[Data entries]
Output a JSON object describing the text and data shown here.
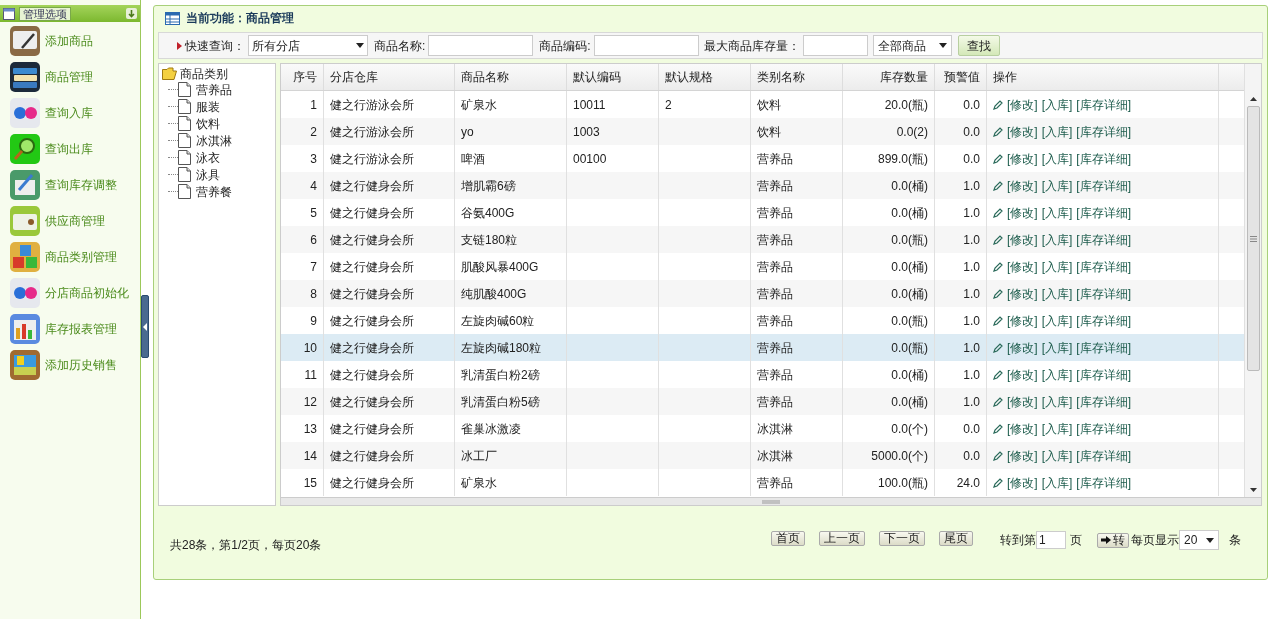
{
  "sidebar": {
    "header": "管理选项",
    "items": [
      {
        "label": "添加商品"
      },
      {
        "label": "商品管理"
      },
      {
        "label": "查询入库"
      },
      {
        "label": "查询出库"
      },
      {
        "label": "查询库存调整"
      },
      {
        "label": "供应商管理"
      },
      {
        "label": "商品类别管理"
      },
      {
        "label": "分店商品初始化"
      },
      {
        "label": "库存报表管理"
      },
      {
        "label": "添加历史销售"
      }
    ]
  },
  "panel": {
    "title": "当前功能：商品管理"
  },
  "search": {
    "quick_label": "快速查询：",
    "store_select": "所有分店",
    "name_label": "商品名称:",
    "code_label": "商品编码:",
    "max_stock_label": "最大商品库存量：",
    "type_select": "全部商品",
    "button": "查找"
  },
  "tree": {
    "label": "商品类别",
    "expanded": true,
    "children": [
      {
        "label": "营养品"
      },
      {
        "label": "服装"
      },
      {
        "label": "饮料"
      },
      {
        "label": "冰淇淋"
      },
      {
        "label": "泳衣"
      },
      {
        "label": "泳具"
      },
      {
        "label": "营养餐"
      }
    ]
  },
  "table": {
    "columns": [
      "序号",
      "分店仓库",
      "商品名称",
      "默认编码",
      "默认规格",
      "类别名称",
      "库存数量",
      "预警值",
      "操作"
    ],
    "rows": [
      {
        "cells": [
          "1",
          "健之行游泳会所",
          "矿泉水",
          "10011",
          "2",
          "饮料",
          "20.0(瓶)",
          "0.0"
        ],
        "actions": [
          "[修改]",
          "[入库]",
          "[库存详细]"
        ],
        "selected": false
      },
      {
        "cells": [
          "2",
          "健之行游泳会所",
          "yo",
          "1003",
          "",
          "饮料",
          "0.0(2)",
          "0.0"
        ],
        "actions": [
          "[修改]",
          "[入库]",
          "[库存详细]"
        ],
        "selected": false
      },
      {
        "cells": [
          "3",
          "健之行游泳会所",
          "啤酒",
          "00100",
          "",
          "营养品",
          "899.0(瓶)",
          "0.0"
        ],
        "actions": [
          "[修改]",
          "[入库]",
          "[库存详细]"
        ],
        "selected": false
      },
      {
        "cells": [
          "4",
          "健之行健身会所",
          "增肌霸6磅",
          "",
          "",
          "营养品",
          "0.0(桶)",
          "1.0"
        ],
        "actions": [
          "[修改]",
          "[入库]",
          "[库存详细]"
        ],
        "selected": false
      },
      {
        "cells": [
          "5",
          "健之行健身会所",
          "谷氨400G",
          "",
          "",
          "营养品",
          "0.0(桶)",
          "1.0"
        ],
        "actions": [
          "[修改]",
          "[入库]",
          "[库存详细]"
        ],
        "selected": false
      },
      {
        "cells": [
          "6",
          "健之行健身会所",
          "支链180粒",
          "",
          "",
          "营养品",
          "0.0(瓶)",
          "1.0"
        ],
        "actions": [
          "[修改]",
          "[入库]",
          "[库存详细]"
        ],
        "selected": false
      },
      {
        "cells": [
          "7",
          "健之行健身会所",
          "肌酸风暴400G",
          "",
          "",
          "营养品",
          "0.0(桶)",
          "1.0"
        ],
        "actions": [
          "[修改]",
          "[入库]",
          "[库存详细]"
        ],
        "selected": false
      },
      {
        "cells": [
          "8",
          "健之行健身会所",
          "纯肌酸400G",
          "",
          "",
          "营养品",
          "0.0(桶)",
          "1.0"
        ],
        "actions": [
          "[修改]",
          "[入库]",
          "[库存详细]"
        ],
        "selected": false
      },
      {
        "cells": [
          "9",
          "健之行健身会所",
          "左旋肉碱60粒",
          "",
          "",
          "营养品",
          "0.0(瓶)",
          "1.0"
        ],
        "actions": [
          "[修改]",
          "[入库]",
          "[库存详细]"
        ],
        "selected": false
      },
      {
        "cells": [
          "10",
          "健之行健身会所",
          "左旋肉碱180粒",
          "",
          "",
          "营养品",
          "0.0(瓶)",
          "1.0"
        ],
        "actions": [
          "[修改]",
          "[入库]",
          "[库存详细]"
        ],
        "selected": true
      },
      {
        "cells": [
          "11",
          "健之行健身会所",
          "乳清蛋白粉2磅",
          "",
          "",
          "营养品",
          "0.0(桶)",
          "1.0"
        ],
        "actions": [
          "[修改]",
          "[入库]",
          "[库存详细]"
        ],
        "selected": false
      },
      {
        "cells": [
          "12",
          "健之行健身会所",
          "乳清蛋白粉5磅",
          "",
          "",
          "营养品",
          "0.0(桶)",
          "1.0"
        ],
        "actions": [
          "[修改]",
          "[入库]",
          "[库存详细]"
        ],
        "selected": false
      },
      {
        "cells": [
          "13",
          "健之行健身会所",
          "雀巢冰激凌",
          "",
          "",
          "冰淇淋",
          "0.0(个)",
          "0.0"
        ],
        "actions": [
          "[修改]",
          "[入库]",
          "[库存详细]"
        ],
        "selected": false
      },
      {
        "cells": [
          "14",
          "健之行健身会所",
          "冰工厂",
          "",
          "",
          "冰淇淋",
          "5000.0(个)",
          "0.0"
        ],
        "actions": [
          "[修改]",
          "[入库]",
          "[库存详细]"
        ],
        "selected": false
      },
      {
        "cells": [
          "15",
          "健之行健身会所",
          "矿泉水",
          "",
          "",
          "营养品",
          "100.0(瓶)",
          "24.0"
        ],
        "actions": [
          "[修改]",
          "[入库]",
          "[库存详细]"
        ],
        "selected": false
      }
    ]
  },
  "pagination": {
    "summary": "共28条，第1/2页，每页20条",
    "buttons": [
      "首页",
      "上一页",
      "下一页",
      "尾页"
    ],
    "goto_label": "转到第",
    "page_value": "1",
    "page_unit": "页",
    "go_button": "转",
    "per_page_label": "每页显示",
    "per_page": "20",
    "per_page_unit": "条"
  }
}
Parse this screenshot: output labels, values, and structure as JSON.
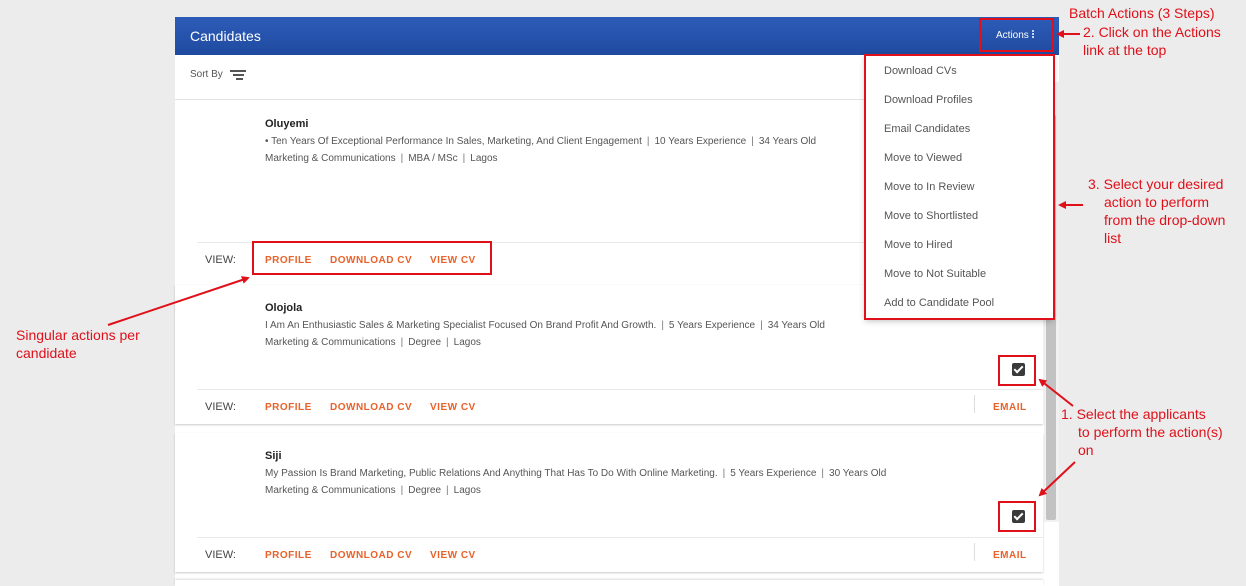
{
  "header": {
    "title": "Candidates",
    "actions_label": "Actions"
  },
  "sort": {
    "label": "Sort By"
  },
  "dropdown": {
    "items": [
      "Download CVs",
      "Download Profiles",
      "Email Candidates",
      "Move to Viewed",
      "Move to In Review",
      "Move to Shortlisted",
      "Move to Hired",
      "Move to Not Suitable",
      "Add to Candidate Pool"
    ]
  },
  "candidates": [
    {
      "name": "Oluyemi",
      "headline": "• Ten Years Of Exceptional Performance In Sales, Marketing, And Client Engagement",
      "experience": "10 Years Experience",
      "age": "34 Years Old",
      "field": "Marketing & Communications",
      "degree": "MBA / MSc",
      "location": "Lagos",
      "selected": false
    },
    {
      "name": "Olojola",
      "headline": "I Am An Enthusiastic Sales & Marketing Specialist Focused On Brand Profit And Growth.",
      "experience": "5 Years Experience",
      "age": "34 Years Old",
      "field": "Marketing & Communications",
      "degree": "Degree",
      "location": "Lagos",
      "selected": true
    },
    {
      "name": "Siji",
      "headline": "My Passion Is Brand Marketing, Public Relations And Anything That Has To Do With Online Marketing.",
      "experience": "5 Years Experience",
      "age": "30 Years Old",
      "field": "Marketing & Communications",
      "degree": "Degree",
      "location": "Lagos",
      "selected": true
    }
  ],
  "card_actions": {
    "view_label": "VIEW:",
    "profile": "PROFILE",
    "download_cv": "DOWNLOAD CV",
    "view_cv": "VIEW CV",
    "email": "EMAIL"
  },
  "annotations": {
    "title": "Batch Actions (3 Steps)",
    "step2_line1": "2. Click on the Actions",
    "step2_line2": "link at the top",
    "step3_line1": "3. Select your desired",
    "step3_line2": "action to perform",
    "step3_line3": "from the drop-down",
    "step3_line4": "list",
    "step1_line1": "1. Select the applicants",
    "step1_line2": "to perform the action(s)",
    "step1_line3": "on",
    "singular_line1": "Singular actions per",
    "singular_line2": "candidate",
    "color": "#e0101a"
  },
  "colors": {
    "header_blue": "#2454b0",
    "action_orange": "#e8622a",
    "annotation_red": "#e0101a"
  }
}
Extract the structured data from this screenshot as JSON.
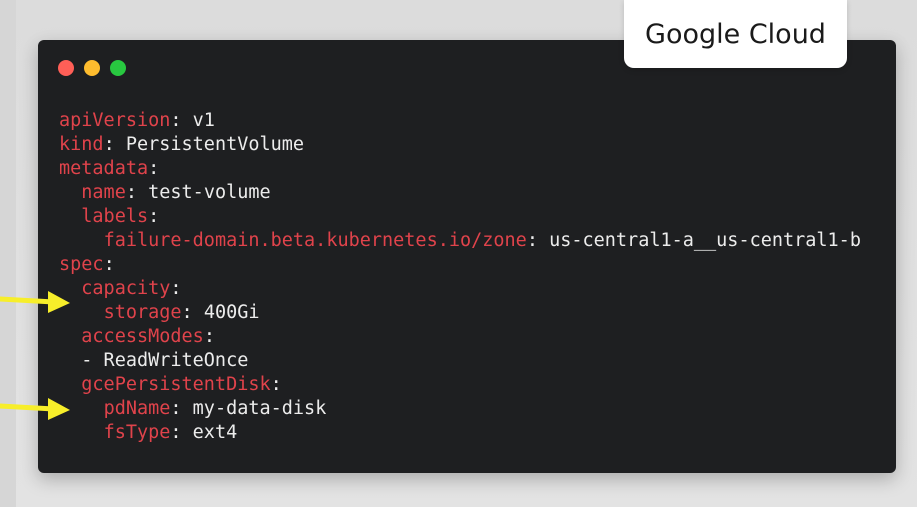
{
  "badge": {
    "label": "Google Cloud"
  },
  "window": {
    "controls": {
      "close_color": "#ff5f57",
      "minimize_color": "#febc2e",
      "maximize_color": "#28c840"
    }
  },
  "colors": {
    "key": "#e0434b",
    "value": "#ececec",
    "terminal_bg": "#1e1f21",
    "arrow": "#f7ee2a"
  },
  "code": {
    "lines": [
      {
        "indent": "",
        "key": "apiVersion",
        "sep": ": ",
        "value": "v1"
      },
      {
        "indent": "",
        "key": "kind",
        "sep": ": ",
        "value": "PersistentVolume"
      },
      {
        "indent": "",
        "key": "metadata",
        "sep": ":",
        "value": ""
      },
      {
        "indent": "  ",
        "key": "name",
        "sep": ": ",
        "value": "test-volume"
      },
      {
        "indent": "  ",
        "key": "labels",
        "sep": ":",
        "value": ""
      },
      {
        "indent": "    ",
        "key": "failure-domain.beta.kubernetes.io/zone",
        "sep": ": ",
        "value": "us-central1-a__us-central1-b"
      },
      {
        "indent": "",
        "key": "spec",
        "sep": ":",
        "value": ""
      },
      {
        "indent": "  ",
        "key": "capacity",
        "sep": ":",
        "value": ""
      },
      {
        "indent": "    ",
        "key": "storage",
        "sep": ": ",
        "value": "400Gi"
      },
      {
        "indent": "  ",
        "key": "accessModes",
        "sep": ":",
        "value": ""
      },
      {
        "indent": "  ",
        "key": "",
        "sep": "",
        "value": "- ReadWriteOnce"
      },
      {
        "indent": "  ",
        "key": "gcePersistentDisk",
        "sep": ":",
        "value": ""
      },
      {
        "indent": "    ",
        "key": "pdName",
        "sep": ": ",
        "value": "my-data-disk"
      },
      {
        "indent": "    ",
        "key": "fsType",
        "sep": ": ",
        "value": "ext4"
      }
    ]
  },
  "annotations": {
    "arrows": [
      {
        "name": "arrow-capacity",
        "target": "capacity"
      },
      {
        "name": "arrow-pdname",
        "target": "pdName"
      }
    ]
  }
}
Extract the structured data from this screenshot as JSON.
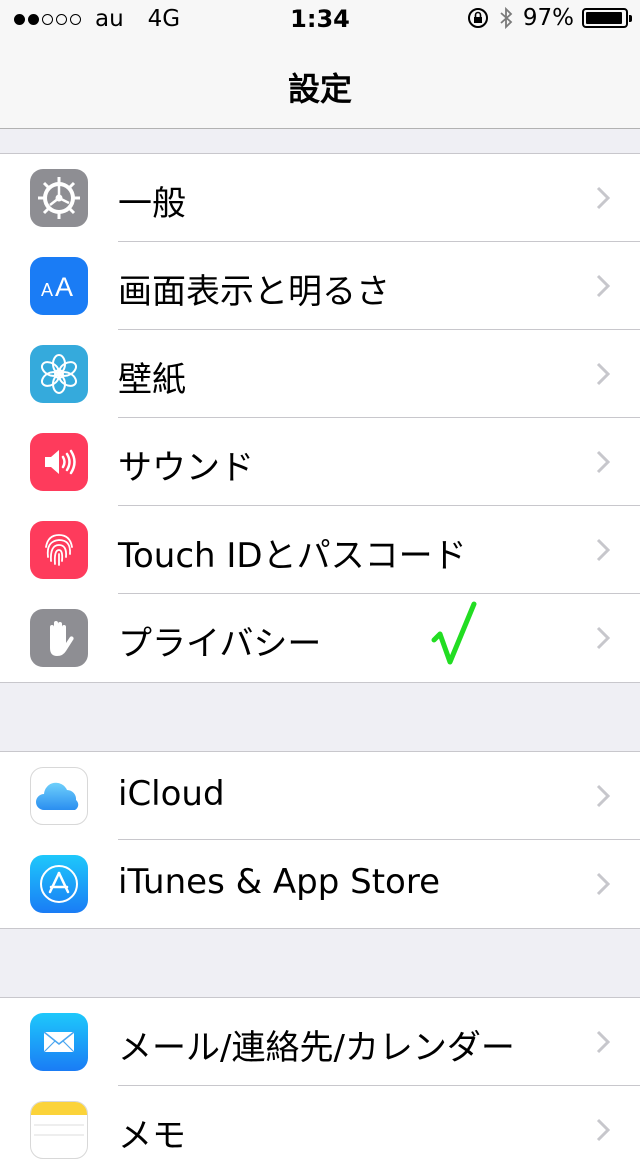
{
  "status_bar": {
    "carrier": "au",
    "network": "4G",
    "time": "1:34",
    "battery_percent": "97%",
    "signal_bars_filled": 2,
    "signal_bars_total": 5
  },
  "nav": {
    "title": "設定"
  },
  "groups": [
    {
      "items": [
        {
          "label": "一般",
          "icon": "gear-icon",
          "color": "#8e8e93"
        },
        {
          "label": "画面表示と明るさ",
          "icon": "text-size-icon",
          "color": "#1a7cf5"
        },
        {
          "label": "壁紙",
          "icon": "flower-icon",
          "color": "#35aadc"
        },
        {
          "label": "サウンド",
          "icon": "speaker-icon",
          "color": "#fe3b5c"
        },
        {
          "label": "Touch IDとパスコード",
          "icon": "fingerprint-icon",
          "color": "#fe3b5c"
        },
        {
          "label": "プライバシー",
          "icon": "hand-icon",
          "color": "#8e8e93"
        }
      ]
    },
    {
      "items": [
        {
          "label": "iCloud",
          "icon": "cloud-icon",
          "color": "#ffffff"
        },
        {
          "label": "iTunes & App Store",
          "icon": "app-store-icon",
          "color": "#1a8cf5"
        }
      ]
    },
    {
      "items": [
        {
          "label": "メール/連絡先/カレンダー",
          "icon": "mail-icon",
          "color": "#1a8cf5"
        },
        {
          "label": "メモ",
          "icon": "notes-icon",
          "color": "#ffffff"
        }
      ]
    }
  ],
  "annotation": {
    "icon": "green-checkmark-icon",
    "color": "#22dd22"
  }
}
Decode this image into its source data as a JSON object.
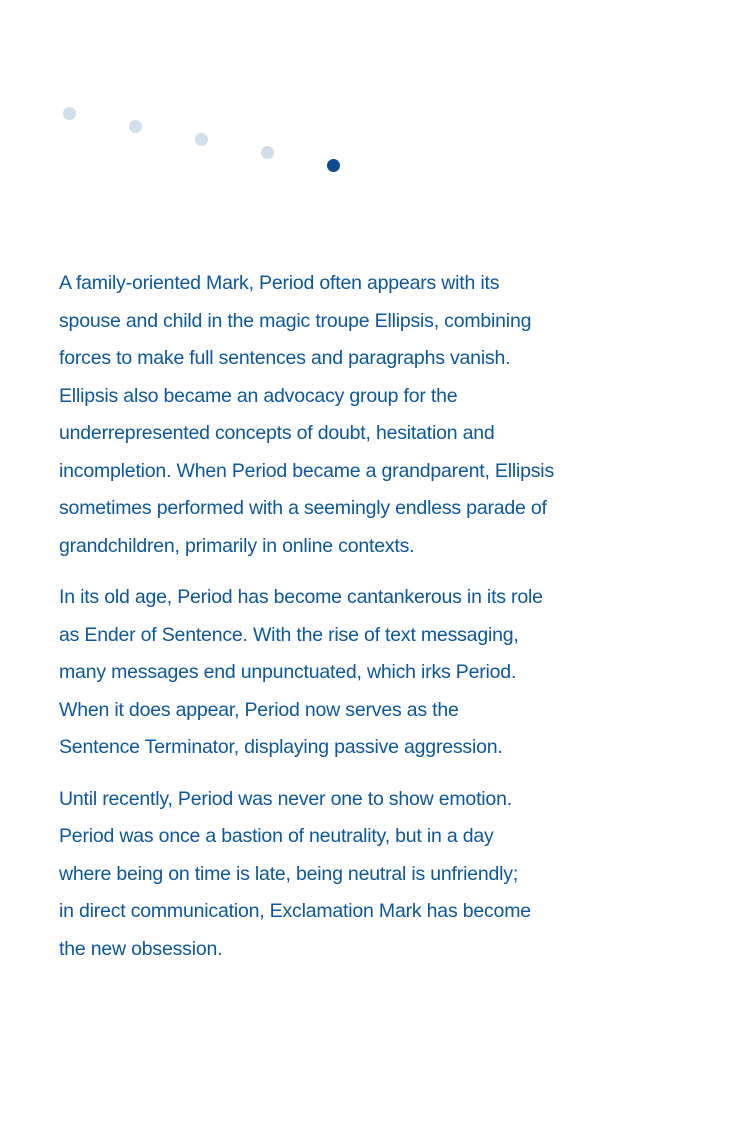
{
  "colors": {
    "text": "#0b57a0",
    "dot_light": "#cfdfec",
    "dot_active": "#0b4f92"
  },
  "pager": {
    "dots": [
      {
        "state": "inactive"
      },
      {
        "state": "inactive"
      },
      {
        "state": "inactive"
      },
      {
        "state": "inactive"
      },
      {
        "state": "active"
      }
    ]
  },
  "article": {
    "paragraphs": [
      "A family-oriented Mark, Period often appears with its\nspouse and child in the magic troupe Ellipsis, combining\nforces to make full sentences and paragraphs vanish.\nEllipsis also became an advocacy group for the\nunderrepresented concepts of doubt, hesitation and\nincompletion. When Period became a grandparent, Ellipsis\nsometimes performed with a seemingly endless parade of\ngrandchildren, primarily in online contexts.",
      "In its old age, Period has become cantankerous in its role\nas Ender of Sentence. With the rise of text messaging,\nmany messages end unpunctuated, which irks Period.\nWhen it does appear, Period now serves as the\nSentence Terminator, displaying passive aggression.",
      "Until recently, Period was never one to show emotion.\nPeriod was once a bastion of neutrality, but in a day\nwhere being on time is late, being neutral is unfriendly;\nin direct communication, Exclamation Mark has become\nthe new obsession."
    ]
  }
}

## [EXERCISE]
Copy every line of the listing where the word "paragraphs" appears.

## [SOLUTION TO THIS TASK]
    "paragraphs": [
      "A family-oriented Mark, Period often appears with its\nspouse and child in the magic troupe Ellipsis, combining\nforces to make full sentences and paragraphs vanish.\nEllipsis also became an advocacy group for the\nunderrepresented concepts of doubt, hesitation and\nincompletion. When Period became a grandparent, Ellipsis\nsometimes performed with a seemingly endless parade of\ngrandchildren, primarily in online contexts.",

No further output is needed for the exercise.